- REQUIRED WORK -
Below is a listing to write out in full, exactly as given, without its pictures.

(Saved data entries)

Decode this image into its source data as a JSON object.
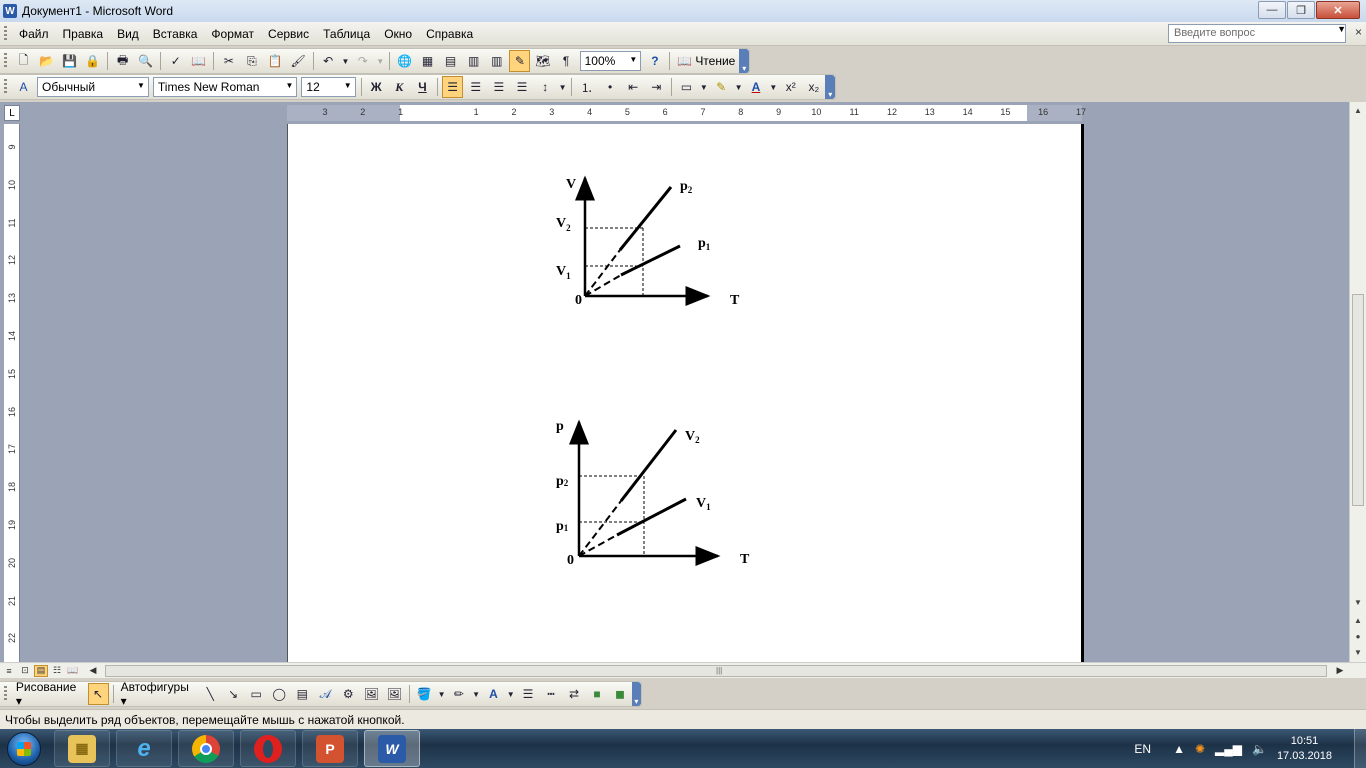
{
  "window": {
    "title": "Документ1 - Microsoft Word",
    "app_icon_letter": "W",
    "minimize": "—",
    "restore": "❐",
    "close": "✕"
  },
  "menu": {
    "items": [
      "Файл",
      "Правка",
      "Вид",
      "Вставка",
      "Формат",
      "Сервис",
      "Таблица",
      "Окно",
      "Справка"
    ],
    "help_placeholder": "Введите вопрос",
    "close_doc": "×"
  },
  "standard_toolbar": {
    "zoom": "100%",
    "reading_label": "Чтение",
    "pilcrow": "¶"
  },
  "format_toolbar": {
    "style": "Обычный",
    "font": "Times New Roman",
    "size": "12",
    "bold": "Ж",
    "italic": "К",
    "underline": "Ч",
    "superscript": "x²",
    "subscript": "x₂"
  },
  "ruler": {
    "h_numbers": [
      "3",
      "2",
      "1",
      "",
      "1",
      "2",
      "3",
      "4",
      "5",
      "6",
      "7",
      "8",
      "9",
      "10",
      "11",
      "12",
      "13",
      "14",
      "15",
      "16",
      "17"
    ],
    "v_numbers": [
      "9",
      "10",
      "11",
      "12",
      "13",
      "14",
      "15",
      "16",
      "17",
      "18",
      "19",
      "20",
      "21",
      "22"
    ]
  },
  "diagram1": {
    "y_axis": "V",
    "x_axis": "T",
    "origin": "0",
    "line_upper": "p",
    "line_upper_sub": "2",
    "line_lower": "p",
    "line_lower_sub": "1",
    "tick_upper": "V",
    "tick_upper_sub": "2",
    "tick_lower": "V",
    "tick_lower_sub": "1"
  },
  "diagram2": {
    "y_axis": "p",
    "x_axis": "T",
    "origin": "0",
    "line_upper": "V",
    "line_upper_sub": "2",
    "line_lower": "V",
    "line_lower_sub": "1",
    "tick_upper": "p",
    "tick_upper_sub": "2",
    "tick_lower": "p",
    "tick_lower_sub": "1"
  },
  "drawing_toolbar": {
    "drawing_label": "Рисование ▾",
    "autoshapes_label": "Автофигуры ▾"
  },
  "status_bar": {
    "text": "Чтобы выделить ряд объектов, перемещайте мышь с нажатой кнопкой."
  },
  "taskbar": {
    "lang": "EN",
    "time": "10:51",
    "date": "17.03.2018"
  }
}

- SOLVED PROBLEM -
Decode this image into its source data as a JSON object.
{
  "window": {
    "title": "Документ1 - Microsoft Word",
    "app_icon_letter": "W",
    "minimize": "—",
    "restore": "❐",
    "close": "✕"
  },
  "menu": {
    "items": [
      "Файл",
      "Правка",
      "Вид",
      "Вставка",
      "Формат",
      "Сервис",
      "Таблица",
      "Окно",
      "Справка"
    ],
    "help_placeholder": "Введите вопрос",
    "close_doc": "×"
  },
  "standard_toolbar": {
    "zoom": "100%",
    "reading_label": "Чтение",
    "pilcrow": "¶"
  },
  "format_toolbar": {
    "style": "Обычный",
    "font": "Times New Roman",
    "size": "12",
    "bold": "Ж",
    "italic": "К",
    "underline": "Ч",
    "superscript": "x²",
    "subscript": "x₂"
  },
  "ruler": {
    "h_numbers": [
      "3",
      "2",
      "1",
      "",
      "1",
      "2",
      "3",
      "4",
      "5",
      "6",
      "7",
      "8",
      "9",
      "10",
      "11",
      "12",
      "13",
      "14",
      "15",
      "16",
      "17"
    ],
    "v_numbers": [
      "9",
      "10",
      "11",
      "12",
      "13",
      "14",
      "15",
      "16",
      "17",
      "18",
      "19",
      "20",
      "21",
      "22"
    ]
  },
  "diagram1": {
    "y_axis": "V",
    "x_axis": "T",
    "origin": "0",
    "line_upper": "p",
    "line_upper_sub": "2",
    "line_lower": "p",
    "line_lower_sub": "1",
    "tick_upper": "V",
    "tick_upper_sub": "2",
    "tick_lower": "V",
    "tick_lower_sub": "1"
  },
  "diagram2": {
    "y_axis": "p",
    "x_axis": "T",
    "origin": "0",
    "line_upper": "V",
    "line_upper_sub": "2",
    "line_lower": "V",
    "line_lower_sub": "1",
    "tick_upper": "p",
    "tick_upper_sub": "2",
    "tick_lower": "p",
    "tick_lower_sub": "1"
  },
  "drawing_toolbar": {
    "drawing_label": "Рисование ▾",
    "autoshapes_label": "Автофигуры ▾"
  },
  "status_bar": {
    "text": "Чтобы выделить ряд объектов, перемещайте мышь с нажатой кнопкой."
  },
  "taskbar": {
    "lang": "EN",
    "time": "10:51",
    "date": "17.03.2018"
  }
}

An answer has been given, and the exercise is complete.